▶ _MATERIAL FOR THIS TASK_
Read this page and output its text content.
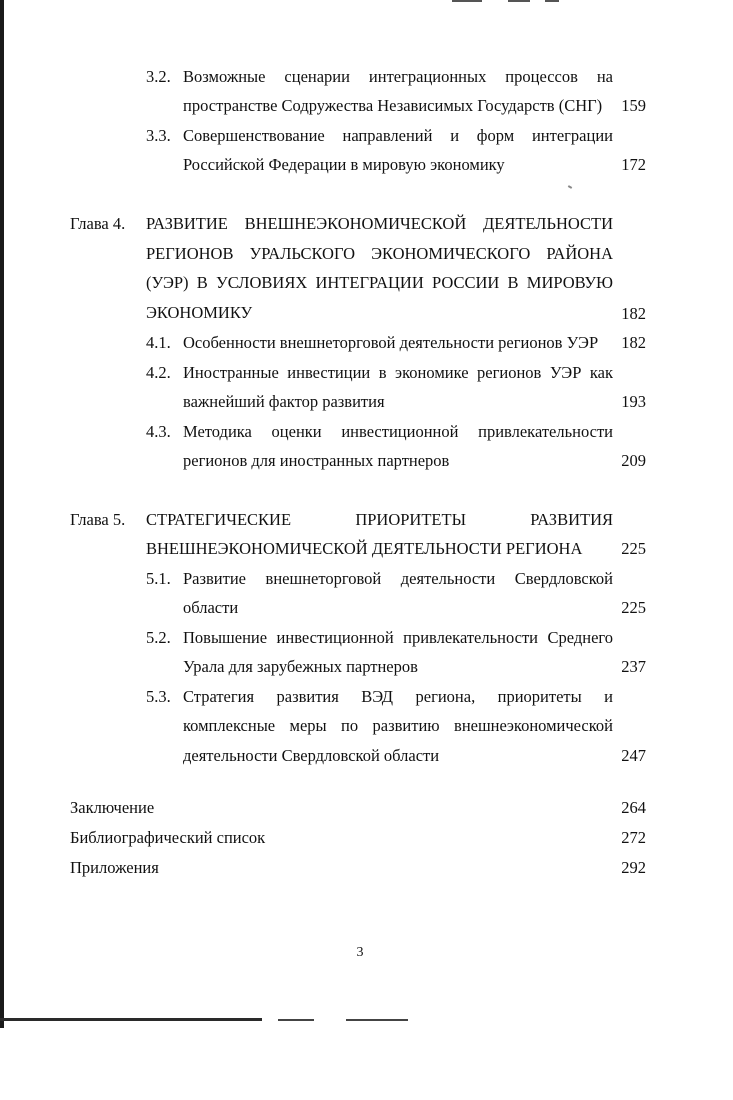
3.2. Возможные сценарии интеграционных процессов на
пространстве Содружества Независимых Государств (СНГ)	159
3.3. Совершенствование направлений и форм интеграции
Российской Федерации в мировую экономику	172
Глава 4. РАЗВИТИЕ ВНЕШНЕЭКОНОМИЧЕСКОЙ ДЕЯТЕЛЬНОСТИ
РЕГИОНОВ УРАЛЬСКОГО ЭКОНОМИЧЕСКОГО РАЙОНА
(УЭР) В УСЛОВИЯХ ИНТЕГРАЦИИ РОССИИ В МИРОВУЮ
ЭКОНОМИКУ	182
4.1. Особенности внешнеторговой деятельности регионов УЭР	182
4.2. Иностранные инвестиции в экономике регионов УЭР как
важнейший фактор развития	193
4.3. Методика оценки инвестиционной привлекательности
регионов для иностранных партнеров	209
Глава 5. СТРАТЕГИЧЕСКИЕ ПРИОРИТЕТЫ РАЗВИТИЯ
ВНЕШНЕЭКОНОМИЧЕСКОЙ ДЕЯТЕЛЬНОСТИ РЕГИОНА	225
5.1. Развитие внешнеторговой деятельности Свердловской
области	225
5.2. Повышение инвестиционной привлекательности Среднего
Урала для зарубежных партнеров	237
5.3. Стратегия развития ВЭД региона, приоритеты и
комплексные меры по развитию внешнеэкономической
деятельности Свердловской области	247
Заключение	264
Библиографический список	272
Приложения	292
3
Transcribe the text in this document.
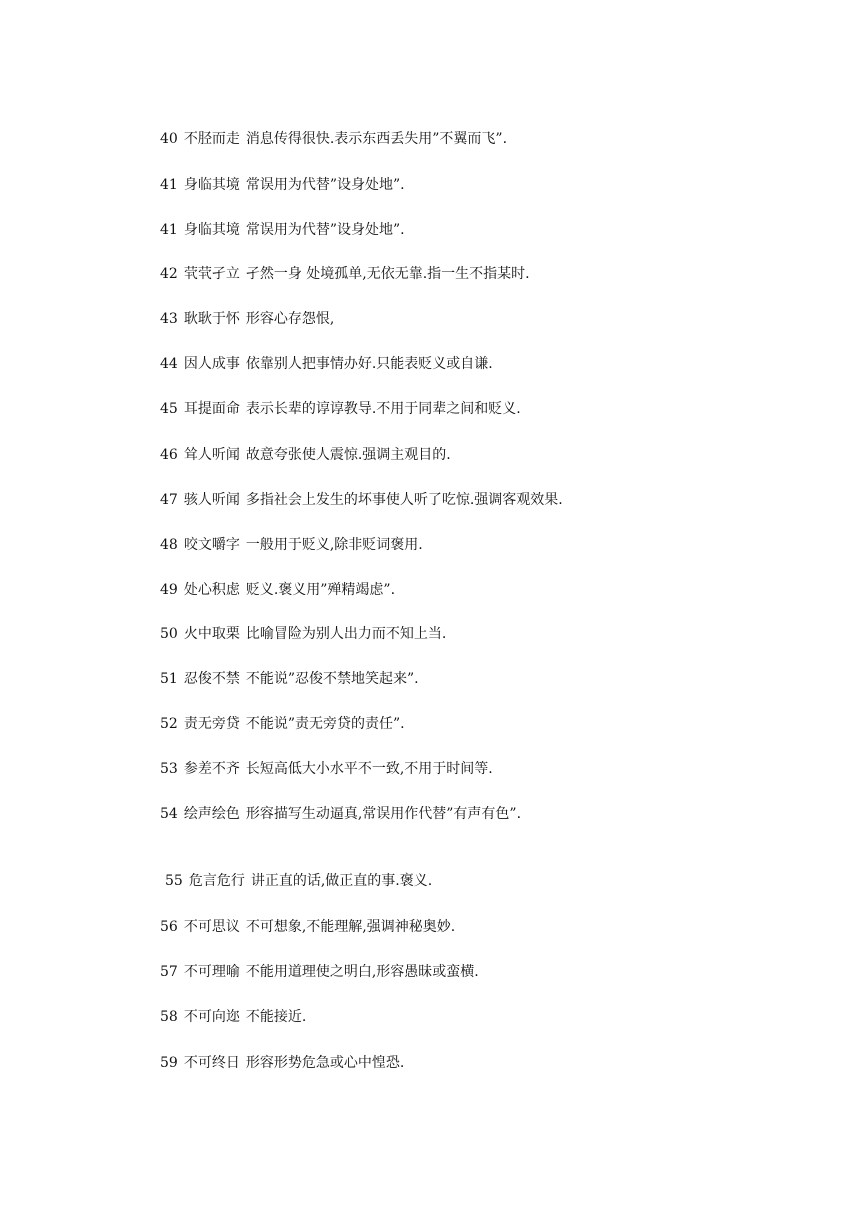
40 不胫而走 消息传得很快.表示东西丢失用”不翼而飞”.
41 身临其境 常误用为代替”设身处地”.
41 身临其境 常误用为代替”设身处地”.
42 茕茕孑立 孑然一身 处境孤单,无依无靠.指一生不指某时.
43 耿耿于怀 形容心存怨恨,
44 因人成事 依靠别人把事情办好.只能表贬义或自谦.
45 耳提面命 表示长辈的谆谆教导.不用于同辈之间和贬义.
46 耸人听闻 故意夸张使人震惊.强调主观目的.
47 骇人听闻 多指社会上发生的坏事使人听了吃惊.强调客观效果.
48 咬文嚼字 一般用于贬义,除非贬词褒用.
49 处心积虑 贬义.褒义用”殚精竭虑”.
50 火中取栗 比喻冒险为别人出力而不知上当.
51 忍俊不禁 不能说”忍俊不禁地笑起来”.
52 责无旁贷 不能说”责无旁贷的责任”.
53 参差不齐 长短高低大小水平不一致,不用于时间等.
54 绘声绘色 形容描写生动逼真,常误用作代替”有声有色”.
55 危言危行 讲正直的话,做正直的事.褒义.
56 不可思议 不可想象,不能理解,强调神秘奥妙.
57 不可理喻 不能用道理使之明白,形容愚昧或蛮横.
58 不可向迩 不能接近.
59 不可终日 形容形势危急或心中惶恐.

▶ _AIM_
Would you mind returning each entry above word for word, skipping the images?

▶ _ANSWER TO THIS PROBLEM_
Read this page and output its text content.
3.2. Возможные сценарии интеграционных процессов на
пространстве Содружества Независимых Государств (СНГ)	159
3.3. Совершенствование направлений и форм интеграции
Российской Федерации в мировую экономику	172
Глава 4. РАЗВИТИЕ ВНЕШНЕЭКОНОМИЧЕСКОЙ ДЕЯТЕЛЬНОСТИ
РЕГИОНОВ УРАЛЬСКОГО ЭКОНОМИЧЕСКОГО РАЙОНА
(УЭР) В УСЛОВИЯХ ИНТЕГРАЦИИ РОССИИ В МИРОВУЮ
ЭКОНОМИКУ	182
4.1. Особенности внешнеторговой деятельности регионов УЭР	182
4.2. Иностранные инвестиции в экономике регионов УЭР как
важнейший фактор развития	193
4.3. Методика оценки инвестиционной привлекательности
регионов для иностранных партнеров	209
Глава 5. СТРАТЕГИЧЕСКИЕ ПРИОРИТЕТЫ РАЗВИТИЯ
ВНЕШНЕЭКОНОМИЧЕСКОЙ ДЕЯТЕЛЬНОСТИ РЕГИОНА	225
5.1. Развитие внешнеторговой деятельности Свердловской
области	225
5.2. Повышение инвестиционной привлекательности Среднего
Урала для зарубежных партнеров	237
5.3. Стратегия развития ВЭД региона, приоритеты и
комплексные меры по развитию внешнеэкономической
деятельности Свердловской области	247
Заключение	264
Библиографический список	272
Приложения	292
3
Transcribe the text in this document.
40 不胫而走 消息传得很快.表示东西丢失用”不翼而飞”.
41 身临其境 常误用为代替”设身处地”.
41 身临其境 常误用为代替”设身处地”.
42 茕茕孑立 孑然一身 处境孤单,无依无靠.指一生不指某时.
43 耿耿于怀 形容心存怨恨,
44 因人成事 依靠别人把事情办好.只能表贬义或自谦.
45 耳提面命 表示长辈的谆谆教导.不用于同辈之间和贬义.
46 耸人听闻 故意夸张使人震惊.强调主观目的.
47 骇人听闻 多指社会上发生的坏事使人听了吃惊.强调客观效果.
48 咬文嚼字 一般用于贬义,除非贬词褒用.
49 处心积虑 贬义.褒义用”殚精竭虑”.
50 火中取栗 比喻冒险为别人出力而不知上当.
51 忍俊不禁 不能说”忍俊不禁地笑起来”.
52 责无旁贷 不能说”责无旁贷的责任”.
53 参差不齐 长短高低大小水平不一致,不用于时间等.
54 绘声绘色 形容描写生动逼真,常误用作代替”有声有色”.
55 危言危行 讲正直的话,做正直的事.褒义.
56 不可思议 不可想象,不能理解,强调神秘奥妙.
57 不可理喻 不能用道理使之明白,形容愚昧或蛮横.
58 不可向迩 不能接近.
59 不可终日 形容形势危急或心中惶恐.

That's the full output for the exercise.